## Goal
Output every line exactly as written. Leave out pictures.

::: The input

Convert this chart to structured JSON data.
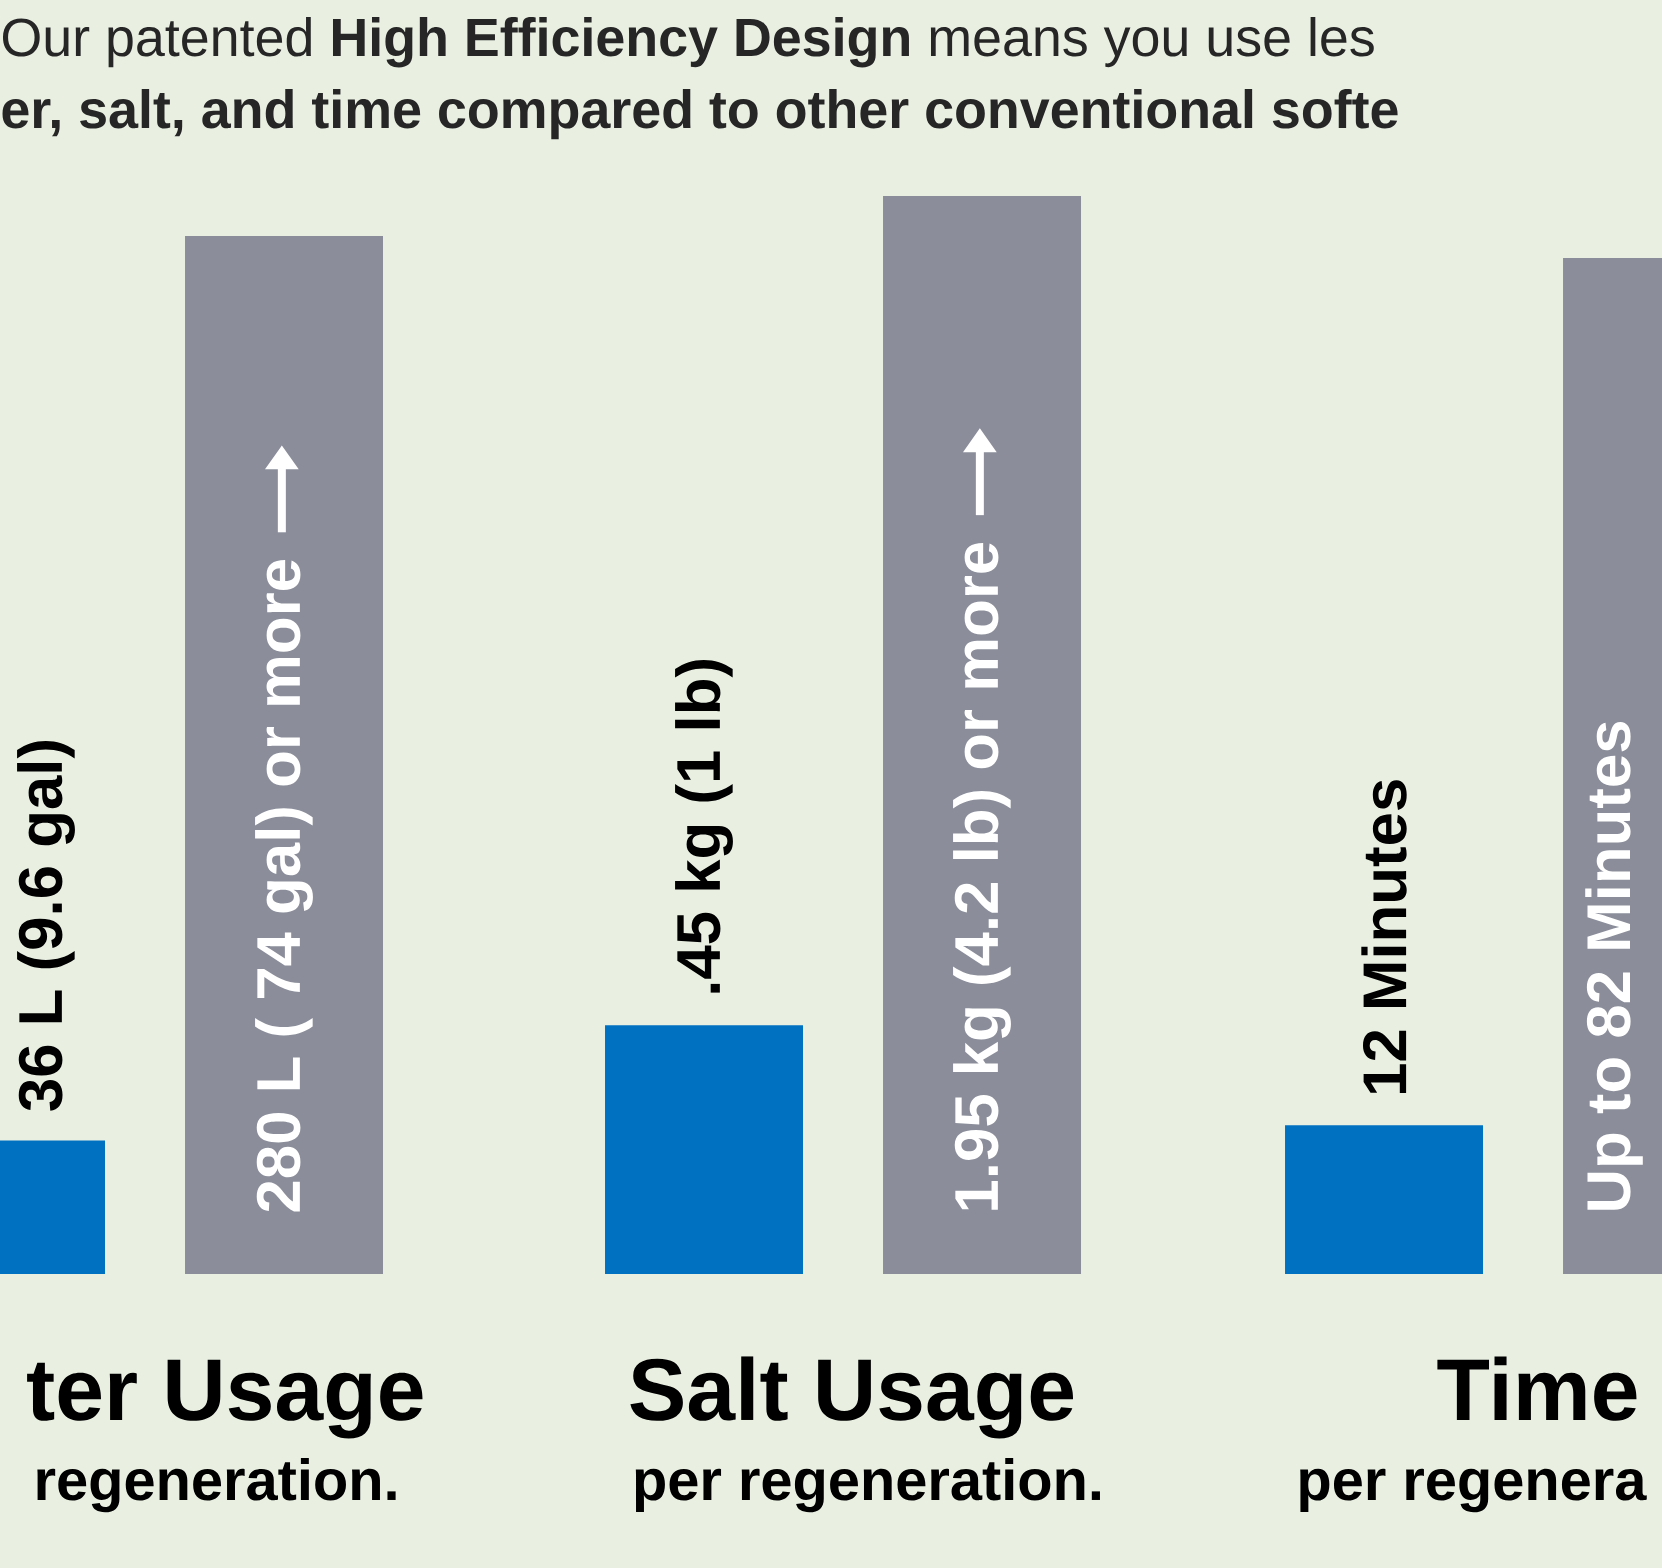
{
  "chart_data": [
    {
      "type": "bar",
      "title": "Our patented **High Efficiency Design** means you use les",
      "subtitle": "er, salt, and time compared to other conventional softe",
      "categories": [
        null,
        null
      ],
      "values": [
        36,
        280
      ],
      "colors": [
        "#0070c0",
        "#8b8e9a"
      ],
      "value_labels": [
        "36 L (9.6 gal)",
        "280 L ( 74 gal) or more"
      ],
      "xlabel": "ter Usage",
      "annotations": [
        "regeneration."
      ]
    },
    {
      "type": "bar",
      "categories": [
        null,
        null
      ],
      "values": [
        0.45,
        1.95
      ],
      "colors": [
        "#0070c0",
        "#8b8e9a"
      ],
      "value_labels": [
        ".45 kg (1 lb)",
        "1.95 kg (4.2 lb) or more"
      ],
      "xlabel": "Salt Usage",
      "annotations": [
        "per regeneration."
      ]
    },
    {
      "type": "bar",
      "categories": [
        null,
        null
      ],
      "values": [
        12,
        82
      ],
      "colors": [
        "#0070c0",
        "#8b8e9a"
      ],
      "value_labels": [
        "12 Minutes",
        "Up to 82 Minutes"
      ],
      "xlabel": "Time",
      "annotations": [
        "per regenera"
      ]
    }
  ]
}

::::::

## Result for this task
Convert this chart to structured JSON data.
{
  "chart_data": [
    {
      "type": "bar",
      "title": "Our patented **High Efficiency Design** means you use les",
      "subtitle": "er, salt, and time compared to other conventional softe",
      "categories": [
        null,
        null
      ],
      "values": [
        36,
        280
      ],
      "colors": [
        "#0070c0",
        "#8b8e9a"
      ],
      "value_labels": [
        "36 L (9.6 gal)",
        "280 L ( 74 gal) or more"
      ],
      "xlabel": "ter Usage",
      "annotations": [
        "regeneration."
      ]
    },
    {
      "type": "bar",
      "categories": [
        null,
        null
      ],
      "values": [
        0.45,
        1.95
      ],
      "colors": [
        "#0070c0",
        "#8b8e9a"
      ],
      "value_labels": [
        ".45 kg (1 lb)",
        "1.95 kg (4.2 lb) or more"
      ],
      "xlabel": "Salt Usage",
      "annotations": [
        "per regeneration."
      ]
    },
    {
      "type": "bar",
      "categories": [
        null,
        null
      ],
      "values": [
        12,
        82
      ],
      "colors": [
        "#0070c0",
        "#8b8e9a"
      ],
      "value_labels": [
        "12 Minutes",
        "Up to 82 Minutes"
      ],
      "xlabel": "Time",
      "annotations": [
        "per regenera"
      ]
    }
  ]
}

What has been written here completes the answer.